REQUIRED WORK: Every line with the word "государственной" in it should be extracted from the data that follows.

DATA RECORDS:
-- begin --
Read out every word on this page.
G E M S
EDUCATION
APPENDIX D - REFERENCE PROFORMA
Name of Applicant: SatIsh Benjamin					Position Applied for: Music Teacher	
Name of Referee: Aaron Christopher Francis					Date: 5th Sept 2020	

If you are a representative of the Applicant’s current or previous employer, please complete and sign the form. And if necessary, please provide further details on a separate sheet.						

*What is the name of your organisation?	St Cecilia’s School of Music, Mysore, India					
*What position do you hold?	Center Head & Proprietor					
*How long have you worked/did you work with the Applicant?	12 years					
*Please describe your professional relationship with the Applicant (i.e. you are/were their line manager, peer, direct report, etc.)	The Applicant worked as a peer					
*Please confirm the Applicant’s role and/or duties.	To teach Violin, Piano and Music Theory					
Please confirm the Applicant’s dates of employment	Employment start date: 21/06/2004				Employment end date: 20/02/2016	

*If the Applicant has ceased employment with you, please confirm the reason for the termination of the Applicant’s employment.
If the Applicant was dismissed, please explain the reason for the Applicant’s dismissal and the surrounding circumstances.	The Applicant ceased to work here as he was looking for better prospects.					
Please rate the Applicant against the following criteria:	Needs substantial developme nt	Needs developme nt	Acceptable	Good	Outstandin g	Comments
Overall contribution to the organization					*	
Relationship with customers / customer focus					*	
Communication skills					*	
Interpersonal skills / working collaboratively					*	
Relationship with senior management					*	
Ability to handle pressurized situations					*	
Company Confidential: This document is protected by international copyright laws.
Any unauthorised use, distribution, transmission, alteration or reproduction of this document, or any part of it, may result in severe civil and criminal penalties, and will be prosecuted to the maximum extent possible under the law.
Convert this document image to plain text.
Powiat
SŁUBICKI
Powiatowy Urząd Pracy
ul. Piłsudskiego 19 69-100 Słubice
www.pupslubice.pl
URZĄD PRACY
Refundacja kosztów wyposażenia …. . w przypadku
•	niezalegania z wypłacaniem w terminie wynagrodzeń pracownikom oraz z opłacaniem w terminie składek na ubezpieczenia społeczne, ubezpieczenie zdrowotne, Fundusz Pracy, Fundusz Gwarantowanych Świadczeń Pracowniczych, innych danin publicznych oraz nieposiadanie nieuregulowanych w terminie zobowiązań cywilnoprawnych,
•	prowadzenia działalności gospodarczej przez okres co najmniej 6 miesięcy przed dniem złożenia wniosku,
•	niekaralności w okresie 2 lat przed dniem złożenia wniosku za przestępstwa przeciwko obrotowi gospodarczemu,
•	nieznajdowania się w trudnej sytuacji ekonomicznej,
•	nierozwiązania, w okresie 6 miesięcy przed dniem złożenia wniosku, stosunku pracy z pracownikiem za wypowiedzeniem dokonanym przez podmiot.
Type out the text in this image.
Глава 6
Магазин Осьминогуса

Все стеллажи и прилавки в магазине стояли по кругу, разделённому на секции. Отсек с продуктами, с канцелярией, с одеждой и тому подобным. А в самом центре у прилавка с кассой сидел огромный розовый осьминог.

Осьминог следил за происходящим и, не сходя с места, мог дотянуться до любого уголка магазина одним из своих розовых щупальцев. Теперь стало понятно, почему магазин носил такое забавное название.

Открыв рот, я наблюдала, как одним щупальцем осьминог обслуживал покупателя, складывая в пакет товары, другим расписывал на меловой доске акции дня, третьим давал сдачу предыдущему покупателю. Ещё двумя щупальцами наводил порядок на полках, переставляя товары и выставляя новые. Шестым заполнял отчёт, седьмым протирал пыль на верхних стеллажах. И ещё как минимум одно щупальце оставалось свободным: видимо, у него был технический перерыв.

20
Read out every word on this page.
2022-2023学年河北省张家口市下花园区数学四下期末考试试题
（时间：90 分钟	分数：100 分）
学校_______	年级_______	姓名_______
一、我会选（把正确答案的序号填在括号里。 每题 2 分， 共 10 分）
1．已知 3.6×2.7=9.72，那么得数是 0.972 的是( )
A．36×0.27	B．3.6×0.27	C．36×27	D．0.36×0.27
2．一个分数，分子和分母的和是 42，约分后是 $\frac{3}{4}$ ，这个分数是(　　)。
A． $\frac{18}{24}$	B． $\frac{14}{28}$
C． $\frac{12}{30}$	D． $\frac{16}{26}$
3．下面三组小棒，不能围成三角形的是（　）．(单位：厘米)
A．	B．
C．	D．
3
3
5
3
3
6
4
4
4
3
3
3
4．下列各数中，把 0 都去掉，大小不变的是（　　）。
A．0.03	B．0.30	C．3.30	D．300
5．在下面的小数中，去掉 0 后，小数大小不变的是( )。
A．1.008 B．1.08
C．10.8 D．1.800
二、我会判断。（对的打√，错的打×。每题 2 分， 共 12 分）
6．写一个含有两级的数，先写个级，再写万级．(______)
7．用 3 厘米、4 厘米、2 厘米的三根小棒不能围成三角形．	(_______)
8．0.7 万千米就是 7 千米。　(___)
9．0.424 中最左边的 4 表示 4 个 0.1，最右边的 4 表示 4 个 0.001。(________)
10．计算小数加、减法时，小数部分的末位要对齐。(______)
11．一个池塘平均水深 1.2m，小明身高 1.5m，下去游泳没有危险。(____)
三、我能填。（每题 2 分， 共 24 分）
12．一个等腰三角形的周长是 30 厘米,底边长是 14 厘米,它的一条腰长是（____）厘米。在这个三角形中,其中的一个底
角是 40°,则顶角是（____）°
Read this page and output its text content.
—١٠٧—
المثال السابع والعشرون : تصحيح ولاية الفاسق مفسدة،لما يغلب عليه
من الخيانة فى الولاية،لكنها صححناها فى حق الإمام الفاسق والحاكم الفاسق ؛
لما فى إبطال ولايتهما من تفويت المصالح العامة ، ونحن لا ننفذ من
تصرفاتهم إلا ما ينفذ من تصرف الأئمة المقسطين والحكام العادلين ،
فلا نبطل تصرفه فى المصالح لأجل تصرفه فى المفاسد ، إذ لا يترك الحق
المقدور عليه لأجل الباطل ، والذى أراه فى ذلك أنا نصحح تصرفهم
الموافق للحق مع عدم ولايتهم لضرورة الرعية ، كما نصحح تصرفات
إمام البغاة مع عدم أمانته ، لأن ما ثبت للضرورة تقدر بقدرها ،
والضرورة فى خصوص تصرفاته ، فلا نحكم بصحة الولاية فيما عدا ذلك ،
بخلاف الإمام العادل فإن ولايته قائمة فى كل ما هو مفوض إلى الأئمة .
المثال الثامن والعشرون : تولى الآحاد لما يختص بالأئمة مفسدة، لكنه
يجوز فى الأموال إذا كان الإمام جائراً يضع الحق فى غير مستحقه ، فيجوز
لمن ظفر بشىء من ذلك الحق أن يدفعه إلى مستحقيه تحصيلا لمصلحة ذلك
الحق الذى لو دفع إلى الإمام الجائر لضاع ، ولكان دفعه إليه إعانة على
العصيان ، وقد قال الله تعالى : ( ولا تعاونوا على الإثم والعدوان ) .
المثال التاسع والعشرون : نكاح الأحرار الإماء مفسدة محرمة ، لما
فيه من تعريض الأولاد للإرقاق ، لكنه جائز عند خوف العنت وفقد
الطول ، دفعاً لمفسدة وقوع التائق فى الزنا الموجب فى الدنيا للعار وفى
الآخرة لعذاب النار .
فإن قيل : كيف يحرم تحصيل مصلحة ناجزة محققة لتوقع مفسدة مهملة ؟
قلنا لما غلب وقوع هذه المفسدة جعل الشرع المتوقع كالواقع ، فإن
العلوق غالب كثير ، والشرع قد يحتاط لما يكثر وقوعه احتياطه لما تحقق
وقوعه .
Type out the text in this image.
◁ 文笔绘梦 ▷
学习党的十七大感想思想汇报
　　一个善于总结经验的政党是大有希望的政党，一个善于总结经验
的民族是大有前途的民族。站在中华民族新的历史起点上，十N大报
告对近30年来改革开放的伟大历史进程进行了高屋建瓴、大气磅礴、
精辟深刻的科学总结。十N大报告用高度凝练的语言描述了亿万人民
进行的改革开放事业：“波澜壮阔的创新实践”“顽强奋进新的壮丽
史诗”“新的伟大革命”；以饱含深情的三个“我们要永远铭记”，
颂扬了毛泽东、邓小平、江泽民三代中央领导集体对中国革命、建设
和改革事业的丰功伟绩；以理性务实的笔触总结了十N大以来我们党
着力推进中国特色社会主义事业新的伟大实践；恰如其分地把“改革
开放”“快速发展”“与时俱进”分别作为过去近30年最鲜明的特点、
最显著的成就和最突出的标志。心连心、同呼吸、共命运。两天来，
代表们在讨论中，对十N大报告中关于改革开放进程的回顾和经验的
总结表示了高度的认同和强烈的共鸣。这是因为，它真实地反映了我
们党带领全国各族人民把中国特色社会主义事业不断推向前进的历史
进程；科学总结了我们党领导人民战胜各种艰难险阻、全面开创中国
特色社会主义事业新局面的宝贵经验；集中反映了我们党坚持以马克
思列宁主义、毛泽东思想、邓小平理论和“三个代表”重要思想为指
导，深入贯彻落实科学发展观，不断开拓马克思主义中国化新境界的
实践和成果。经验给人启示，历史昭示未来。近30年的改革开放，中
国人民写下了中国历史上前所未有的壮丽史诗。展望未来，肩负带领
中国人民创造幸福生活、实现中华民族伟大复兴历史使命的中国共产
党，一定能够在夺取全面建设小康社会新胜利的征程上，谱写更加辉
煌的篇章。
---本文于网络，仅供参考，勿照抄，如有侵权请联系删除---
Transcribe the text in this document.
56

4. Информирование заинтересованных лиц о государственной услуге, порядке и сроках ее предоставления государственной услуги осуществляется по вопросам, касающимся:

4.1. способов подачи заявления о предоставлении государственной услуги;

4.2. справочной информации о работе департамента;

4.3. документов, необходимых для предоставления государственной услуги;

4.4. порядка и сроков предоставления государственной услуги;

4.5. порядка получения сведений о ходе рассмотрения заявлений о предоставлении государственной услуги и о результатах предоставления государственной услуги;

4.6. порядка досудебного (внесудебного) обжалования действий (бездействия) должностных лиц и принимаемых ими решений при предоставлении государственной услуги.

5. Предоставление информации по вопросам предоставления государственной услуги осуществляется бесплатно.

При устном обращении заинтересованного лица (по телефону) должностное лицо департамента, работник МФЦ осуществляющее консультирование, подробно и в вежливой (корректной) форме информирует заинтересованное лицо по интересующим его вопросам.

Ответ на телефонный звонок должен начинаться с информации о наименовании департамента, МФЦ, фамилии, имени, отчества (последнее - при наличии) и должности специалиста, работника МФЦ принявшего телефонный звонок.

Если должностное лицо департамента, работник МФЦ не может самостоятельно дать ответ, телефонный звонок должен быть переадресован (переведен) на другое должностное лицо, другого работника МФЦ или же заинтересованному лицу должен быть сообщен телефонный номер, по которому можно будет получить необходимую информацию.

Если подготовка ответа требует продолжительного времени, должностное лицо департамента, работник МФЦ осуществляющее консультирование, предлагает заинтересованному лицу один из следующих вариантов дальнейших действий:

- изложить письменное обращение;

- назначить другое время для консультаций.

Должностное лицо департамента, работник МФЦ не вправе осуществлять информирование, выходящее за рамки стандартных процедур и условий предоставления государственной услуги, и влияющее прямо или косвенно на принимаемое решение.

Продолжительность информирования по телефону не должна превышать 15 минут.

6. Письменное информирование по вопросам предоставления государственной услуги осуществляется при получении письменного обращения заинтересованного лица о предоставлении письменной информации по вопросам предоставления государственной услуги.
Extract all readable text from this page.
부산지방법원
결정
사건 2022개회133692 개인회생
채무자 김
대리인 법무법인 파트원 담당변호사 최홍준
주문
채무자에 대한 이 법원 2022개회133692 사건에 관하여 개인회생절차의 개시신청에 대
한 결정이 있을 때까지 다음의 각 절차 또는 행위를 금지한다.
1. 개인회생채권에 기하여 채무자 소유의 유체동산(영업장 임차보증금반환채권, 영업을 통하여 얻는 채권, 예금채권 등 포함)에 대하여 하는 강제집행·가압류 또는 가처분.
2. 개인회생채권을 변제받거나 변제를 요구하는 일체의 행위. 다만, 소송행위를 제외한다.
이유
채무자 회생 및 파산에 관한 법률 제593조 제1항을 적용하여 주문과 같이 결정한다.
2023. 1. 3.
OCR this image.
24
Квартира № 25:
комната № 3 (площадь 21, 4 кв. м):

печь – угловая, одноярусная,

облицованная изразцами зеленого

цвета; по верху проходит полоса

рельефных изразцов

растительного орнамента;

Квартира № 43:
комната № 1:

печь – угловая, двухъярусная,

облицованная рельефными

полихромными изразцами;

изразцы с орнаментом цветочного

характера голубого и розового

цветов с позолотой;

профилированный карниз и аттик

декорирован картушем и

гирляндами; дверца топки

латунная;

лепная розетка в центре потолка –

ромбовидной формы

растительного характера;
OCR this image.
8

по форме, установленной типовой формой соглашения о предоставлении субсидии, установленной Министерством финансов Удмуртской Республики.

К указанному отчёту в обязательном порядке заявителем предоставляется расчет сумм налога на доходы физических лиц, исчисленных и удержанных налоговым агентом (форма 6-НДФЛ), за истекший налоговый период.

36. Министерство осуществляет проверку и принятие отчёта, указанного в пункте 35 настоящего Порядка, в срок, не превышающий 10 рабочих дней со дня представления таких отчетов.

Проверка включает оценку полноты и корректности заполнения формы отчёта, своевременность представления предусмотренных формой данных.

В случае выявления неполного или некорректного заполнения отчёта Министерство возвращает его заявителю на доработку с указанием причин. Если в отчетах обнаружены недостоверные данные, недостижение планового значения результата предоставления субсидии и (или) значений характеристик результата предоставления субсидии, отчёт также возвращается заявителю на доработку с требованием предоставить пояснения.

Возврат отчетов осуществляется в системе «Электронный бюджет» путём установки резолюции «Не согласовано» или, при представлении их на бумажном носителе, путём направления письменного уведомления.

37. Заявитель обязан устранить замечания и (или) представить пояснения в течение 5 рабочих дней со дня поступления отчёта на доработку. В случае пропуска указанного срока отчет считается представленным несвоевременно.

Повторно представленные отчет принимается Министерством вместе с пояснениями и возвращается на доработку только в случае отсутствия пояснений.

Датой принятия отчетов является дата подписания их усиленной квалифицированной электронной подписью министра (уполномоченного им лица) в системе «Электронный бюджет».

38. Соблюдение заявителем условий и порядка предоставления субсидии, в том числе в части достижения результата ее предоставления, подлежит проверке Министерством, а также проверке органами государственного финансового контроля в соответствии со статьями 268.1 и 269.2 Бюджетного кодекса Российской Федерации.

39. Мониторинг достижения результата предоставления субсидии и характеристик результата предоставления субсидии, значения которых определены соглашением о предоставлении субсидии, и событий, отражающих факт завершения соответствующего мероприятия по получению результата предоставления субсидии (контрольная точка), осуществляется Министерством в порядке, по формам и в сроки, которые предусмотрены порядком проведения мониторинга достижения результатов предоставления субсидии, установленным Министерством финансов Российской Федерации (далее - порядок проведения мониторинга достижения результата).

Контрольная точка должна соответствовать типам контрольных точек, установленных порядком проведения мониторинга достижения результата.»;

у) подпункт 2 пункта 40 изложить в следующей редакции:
-- end --
ANSWER FOR THIS EXERCISE:
4. Информирование заинтересованных лиц о государственной услуге, порядке и сроках ее предоставления государственной услуги осуществляется по вопросам, касающимся:
4.1. способов подачи заявления о предоставлении государственной услуги;
4.3. документов, необходимых для предоставления государственной услуги;
4.4. порядка и сроков предоставления государственной услуги;
4.5. порядка получения сведений о ходе рассмотрения заявлений о предоставлении государственной услуги и о результатах предоставления государственной услуги;
4.6. порядка досудебного (внесудебного) обжалования действий (бездействия) должностных лиц и принимаемых ими решений при предоставлении государственной услуги.
5. Предоставление информации по вопросам предоставления государственной услуги осуществляется бесплатно.
Должностное лицо департамента, работник МФЦ не вправе осуществлять информирование, выходящее за рамки стандартных процедур и условий предоставления государственной услуги, и влияющее прямо или косвенно на принимаемое решение.
6. Письменное информирование по вопросам предоставления государственной услуги осуществляется при получении письменного обращения заинтересованного лица о предоставлении письменной информации по вопросам предоставления государственной услуги.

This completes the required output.